-- Directions --
Whenever a line below holds the word "Fırınlar", copy that line.
#### Dataset records ####
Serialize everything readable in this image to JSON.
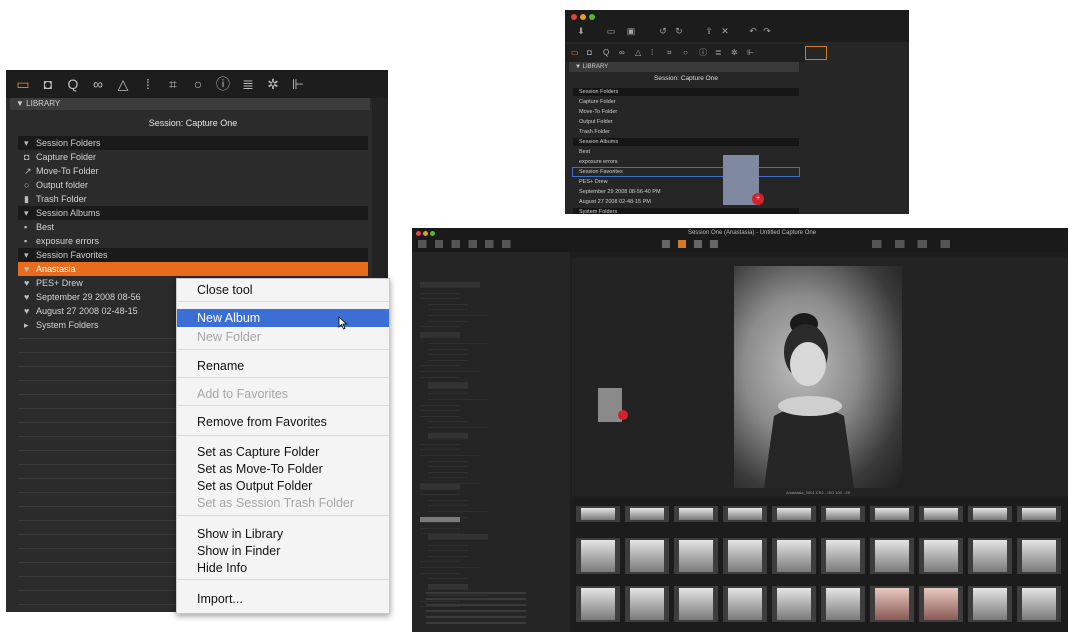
{
  "panel1": {
    "library_header": "▼ LIBRARY",
    "session_title": "Session: Capture One",
    "toolbar_icons": [
      "folder-icon",
      "camera-icon",
      "q-icon",
      "circles-icon",
      "triangle-icon",
      "pin-icon",
      "crop-icon",
      "chat-icon",
      "info-icon",
      "grid-icon",
      "gear-icon",
      "levels-icon"
    ],
    "rows": [
      {
        "label": "Session Folders",
        "kind": "group",
        "icon": "triangle-down-icon"
      },
      {
        "label": "Capture Folder",
        "kind": "item",
        "icon": "camera-icon"
      },
      {
        "label": "Move-To Folder",
        "kind": "item",
        "icon": "arrow-icon"
      },
      {
        "label": "Output folder",
        "kind": "item",
        "icon": "circle-icon"
      },
      {
        "label": "Trash Folder",
        "kind": "item",
        "icon": "trash-icon"
      },
      {
        "label": "Session Albums",
        "kind": "group",
        "icon": "triangle-down-icon"
      },
      {
        "label": "Best",
        "kind": "item",
        "icon": "album-icon"
      },
      {
        "label": "exposure errors",
        "kind": "item",
        "icon": "album-icon"
      },
      {
        "label": "Session Favorites",
        "kind": "group",
        "icon": "triangle-down-icon"
      },
      {
        "label": "Anastasia",
        "kind": "selected",
        "icon": "heart-icon"
      },
      {
        "label": "PES+ Drew",
        "kind": "item",
        "icon": "heart-icon"
      },
      {
        "label": "September 29 2008 08-56",
        "kind": "item",
        "icon": "heart-icon"
      },
      {
        "label": "August 27 2008 02-48-15",
        "kind": "item",
        "icon": "heart-icon"
      },
      {
        "label": "System Folders",
        "kind": "item",
        "icon": "triangle-right-icon"
      }
    ]
  },
  "context_menu": {
    "items": [
      {
        "label": "Close tool",
        "state": "normal"
      },
      {
        "label": "New Album",
        "state": "highlighted"
      },
      {
        "label": "New Folder",
        "state": "disabled"
      },
      {
        "label": "Rename",
        "state": "normal"
      },
      {
        "label": "Add to Favorites",
        "state": "disabled"
      },
      {
        "label": "Remove from Favorites",
        "state": "normal"
      },
      {
        "label": "Set as Capture Folder",
        "state": "normal"
      },
      {
        "label": "Set as Move-To Folder",
        "state": "normal"
      },
      {
        "label": "Set as Output Folder",
        "state": "normal"
      },
      {
        "label": "Set as Session Trash Folder",
        "state": "disabled"
      },
      {
        "label": "Show in Library",
        "state": "normal"
      },
      {
        "label": "Show in Finder",
        "state": "normal"
      },
      {
        "label": "Hide Info",
        "state": "normal"
      },
      {
        "label": "Import...",
        "state": "normal"
      }
    ]
  },
  "panel2": {
    "library_header": "▼ LIBRARY",
    "session_title": "Session: Capture One",
    "rows": [
      {
        "label": "Session Folders",
        "kind": "group"
      },
      {
        "label": "Capture Folder",
        "kind": "item"
      },
      {
        "label": "Move-To Folder",
        "kind": "item"
      },
      {
        "label": "Output Folder",
        "kind": "item"
      },
      {
        "label": "Trash Folder",
        "kind": "item"
      },
      {
        "label": "Session Albums",
        "kind": "group"
      },
      {
        "label": "Best",
        "kind": "item"
      },
      {
        "label": "exposure errors",
        "kind": "item"
      },
      {
        "label": "Session Favorites",
        "kind": "selected"
      },
      {
        "label": "PES+ Drew",
        "kind": "item"
      },
      {
        "label": "September 29 2008 08-56-40 PM",
        "kind": "item"
      },
      {
        "label": "August 27 2008 02-48-15 PM",
        "kind": "item"
      },
      {
        "label": "System Folders",
        "kind": "group"
      }
    ],
    "drag_badge": "+"
  },
  "panel3": {
    "window_title": "Session One (Anastasia) - Untitled Capture One",
    "photo_caption": "Anastasia_0001.CR2 - ISO 100 - f/8"
  },
  "colors": {
    "accent_orange": "#e76d1d",
    "highlight_blue": "#3b6fd6",
    "badge_red": "#d4222b"
  }
}
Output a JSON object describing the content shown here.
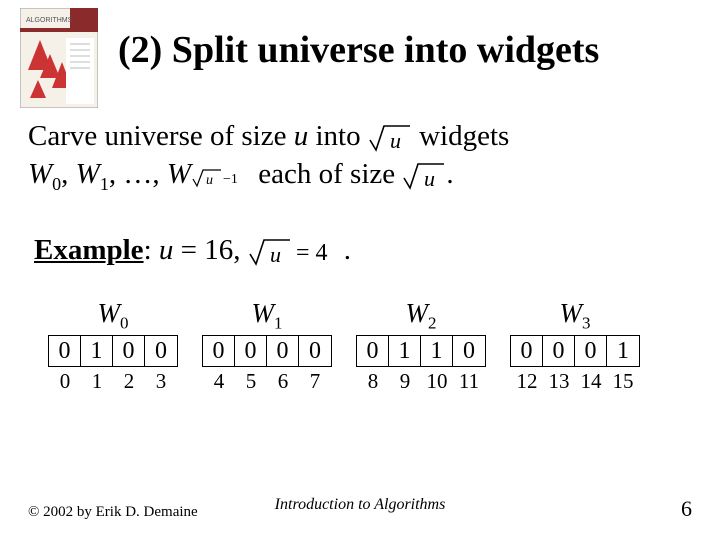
{
  "title": "(2) Split universe into widgets",
  "body": {
    "line1_a": "Carve universe of size ",
    "u1": "u",
    "line1_b": " into ",
    "sqrt_u_1_alt": "√u",
    "line1_c": " widgets",
    "line2_a": "W",
    "sub0": "0",
    "comma1": ", ",
    "w1": "W",
    "sub1": "1",
    "comma2": ", …, ",
    "w_last": "W",
    "sub_last_alt": "√u −1",
    "line2_b": " each of size ",
    "sqrt_u_2_alt": "√u",
    "period": "."
  },
  "example": {
    "label": "Example",
    "colon": ": ",
    "u": "u",
    "eq": " = 16, ",
    "sqrt_expr_alt": "√u = 4",
    "period": "."
  },
  "widgets": [
    {
      "label": "W",
      "sub": "0",
      "cells": [
        "0",
        "1",
        "0",
        "0"
      ],
      "indices": [
        "0",
        "1",
        "2",
        "3"
      ]
    },
    {
      "label": "W",
      "sub": "1",
      "cells": [
        "0",
        "0",
        "0",
        "0"
      ],
      "indices": [
        "4",
        "5",
        "6",
        "7"
      ]
    },
    {
      "label": "W",
      "sub": "2",
      "cells": [
        "0",
        "1",
        "1",
        "0"
      ],
      "indices": [
        "8",
        "9",
        "10",
        "11"
      ]
    },
    {
      "label": "W",
      "sub": "3",
      "cells": [
        "0",
        "0",
        "0",
        "1"
      ],
      "indices": [
        "12",
        "13",
        "14",
        "15"
      ]
    }
  ],
  "footer": {
    "copyright": "© 2002 by Erik D. Demaine",
    "center": "Introduction to Algorithms",
    "page": "6"
  }
}
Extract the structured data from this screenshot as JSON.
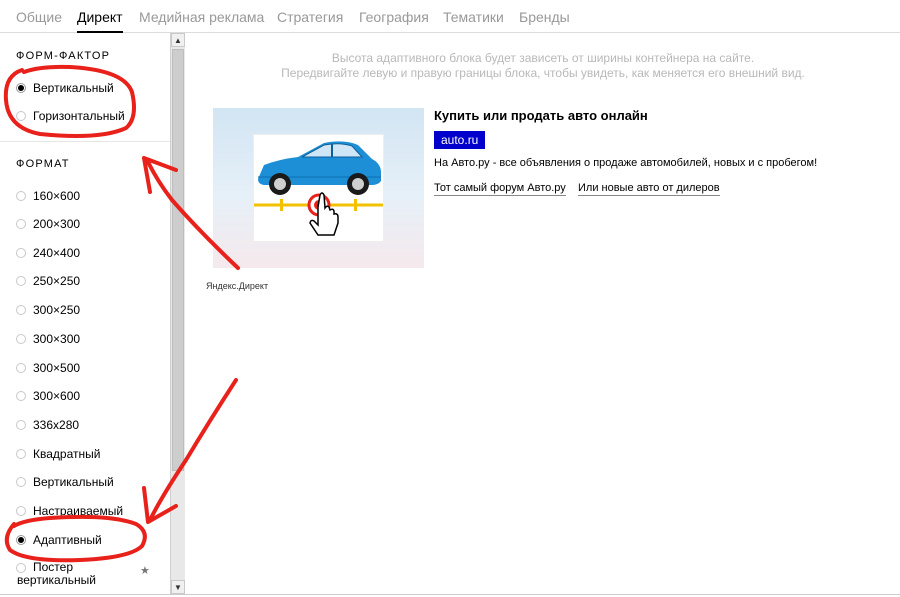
{
  "tabs": [
    {
      "label": "Общие",
      "active": false
    },
    {
      "label": "Директ",
      "active": true
    },
    {
      "label": "Медийная реклама",
      "active": false
    },
    {
      "label": "Стратегия",
      "active": false
    },
    {
      "label": "География",
      "active": false
    },
    {
      "label": "Тематики",
      "active": false
    },
    {
      "label": "Бренды",
      "active": false
    }
  ],
  "form_factor": {
    "title": "ФОРМ-ФАКТОР",
    "options": [
      {
        "label": "Вертикальный",
        "selected": true
      },
      {
        "label": "Горизонтальный",
        "selected": false
      }
    ]
  },
  "format": {
    "title": "ФОРМАТ",
    "options": [
      {
        "label": "160×600",
        "selected": false
      },
      {
        "label": "200×300",
        "selected": false
      },
      {
        "label": "240×400",
        "selected": false
      },
      {
        "label": "250×250",
        "selected": false
      },
      {
        "label": "300×250",
        "selected": false
      },
      {
        "label": "300×300",
        "selected": false
      },
      {
        "label": "300×500",
        "selected": false
      },
      {
        "label": "300×600",
        "selected": false
      },
      {
        "label": "336x280",
        "selected": false
      },
      {
        "label": "Квадратный",
        "selected": false
      },
      {
        "label": "Вертикальный",
        "selected": false
      },
      {
        "label": "Настраиваемый",
        "selected": false
      },
      {
        "label": "Адаптивный",
        "selected": true
      },
      {
        "label": "Постер вертикальный",
        "line1": "Постер",
        "line2": "вертикальный",
        "selected": false
      }
    ],
    "star": "★"
  },
  "scrollbar": {
    "up": "▲",
    "down": "▼"
  },
  "preview": {
    "hint_line1": "Высота адаптивного блока будет зависеть от ширины контейнера на сайте.",
    "hint_line2": "Передвигайте левую и правую границы блока, чтобы увидеть, как меняется его внешний вид.",
    "source": "Яндекс.Директ",
    "ad_title": "Купить или продать авто онлайн",
    "ad_domain": "auto.ru",
    "ad_description": "На Авто.ру - все объявления о продаже автомобилей, новых и с пробегом!",
    "sitelinks": [
      "Тот самый форум Авто.ру",
      "Или новые авто от дилеров"
    ]
  },
  "colors": {
    "annotation": "#e8211b",
    "domain_badge": "#0000cc",
    "car_body": "#1d8fd6"
  }
}
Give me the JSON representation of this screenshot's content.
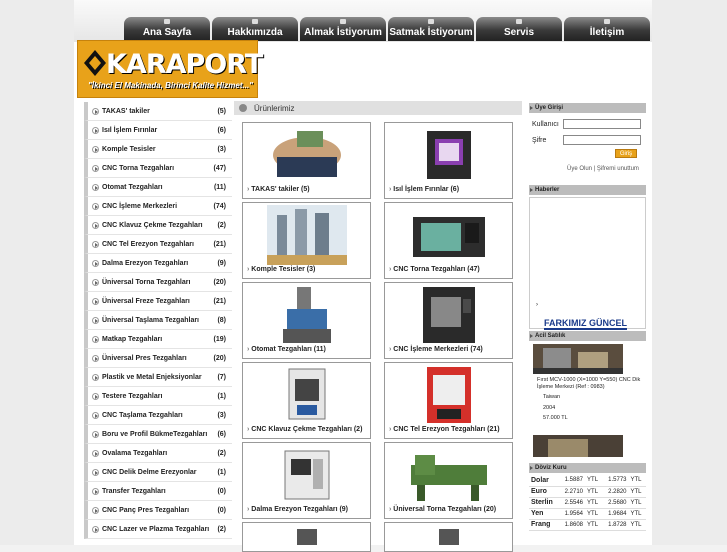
{
  "nav": {
    "items": [
      "Ana Sayfa",
      "Hakkımızda",
      "Almak İstiyorum",
      "Satmak İstiyorum",
      "Servis",
      "İletişim"
    ]
  },
  "logo": {
    "name": "KARAPORT",
    "slogan": "\"İkinci El Makinada, Birinci Kalite Hizmet...\""
  },
  "categories": [
    {
      "name": "TAKAS' takiler",
      "count": "(5)"
    },
    {
      "name": "Isıl İşlem Fırınlar",
      "count": "(6)"
    },
    {
      "name": "Komple Tesisler",
      "count": "(3)"
    },
    {
      "name": "CNC Torna Tezgahları",
      "count": "(47)"
    },
    {
      "name": "Otomat Tezgahları",
      "count": "(11)"
    },
    {
      "name": "CNC İşleme Merkezleri",
      "count": "(74)"
    },
    {
      "name": "CNC Klavuz Çekme Tezgahları",
      "count": "(2)"
    },
    {
      "name": "CNC Tel Erezyon Tezgahları",
      "count": "(21)"
    },
    {
      "name": "Dalma Erezyon Tezgahları",
      "count": "(9)"
    },
    {
      "name": "Üniversal Torna Tezgahları",
      "count": "(20)"
    },
    {
      "name": "Üniversal Freze Tezgahları",
      "count": "(21)"
    },
    {
      "name": "Üniversal Taşlama Tezgahları",
      "count": "(8)"
    },
    {
      "name": "Matkap Tezgahları",
      "count": "(19)"
    },
    {
      "name": "Üniversal Pres Tezgahları",
      "count": "(20)"
    },
    {
      "name": "Plastik ve Metal Enjeksiyonlar",
      "count": "(7)"
    },
    {
      "name": "Testere Tezgahları",
      "count": "(1)"
    },
    {
      "name": "CNC Taşlama Tezgahları",
      "count": "(3)"
    },
    {
      "name": "Boru ve Profil BükmeTezgahları",
      "count": "(6)"
    },
    {
      "name": "Ovalama Tezgahları",
      "count": "(2)"
    },
    {
      "name": "CNC Delik Delme Erezyonlar",
      "count": "(1)"
    },
    {
      "name": "Transfer Tezgahları",
      "count": "(0)"
    },
    {
      "name": "CNC Panç Pres Tezgahları",
      "count": "(0)"
    },
    {
      "name": "CNC Lazer ve Plazma Tezgahları",
      "count": "(2)"
    }
  ],
  "products_header": "Ürünlerimiz",
  "products": [
    "TAKAS' takiler (5)",
    "Isıl İşlem Fırınlar (6)",
    "Komple Tesisler (3)",
    "CNC Torna Tezgahları (47)",
    "Otomat Tezgahları (11)",
    "CNC İşleme Merkezleri (74)",
    "CNC Klavuz Çekme Tezgahları (2)",
    "CNC Tel Erezyon Tezgahları (21)",
    "Dalma Erezyon Tezgahları (9)",
    "Üniversal Torna Tezgahları (20)"
  ],
  "login": {
    "title": "Üye Girişi",
    "user_label": "Kullanıcı",
    "pass_label": "Şifre",
    "button": "Giriş",
    "links": "Üye Olun | Şifremi unuttum"
  },
  "news": {
    "title": "Haberler",
    "banner": "FARKIMIZ GÜNCEL"
  },
  "urgent": {
    "title": "Acil Satılık",
    "item_title": "Fırst MCV-1000 (X=1000 Y=550) CNC Dik İşleme Merkezi (Ref : 0983)",
    "origin": "Taiwan",
    "year": "2004",
    "price": "57.000 TL"
  },
  "currency": {
    "title": "Döviz Kuru",
    "rows": [
      {
        "name": "Dolar",
        "buy": "1.5887",
        "u1": "YTL",
        "sell": "1.5773",
        "u2": "YTL"
      },
      {
        "name": "Euro",
        "buy": "2.2710",
        "u1": "YTL",
        "sell": "2.2820",
        "u2": "YTL"
      },
      {
        "name": "Sterlin",
        "buy": "2.5546",
        "u1": "YTL",
        "sell": "2.5680",
        "u2": "YTL"
      },
      {
        "name": "Yen",
        "buy": "1.9564",
        "u1": "YTL",
        "sell": "1.9684",
        "u2": "YTL"
      },
      {
        "name": "Frang",
        "buy": "1.8608",
        "u1": "YTL",
        "sell": "1.8728",
        "u2": "YTL"
      }
    ]
  }
}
####
-- Reply to the exercise --
      "name": "Isıl İşlem Fırınlar",
    "Isıl İşlem Fırınlar (6)",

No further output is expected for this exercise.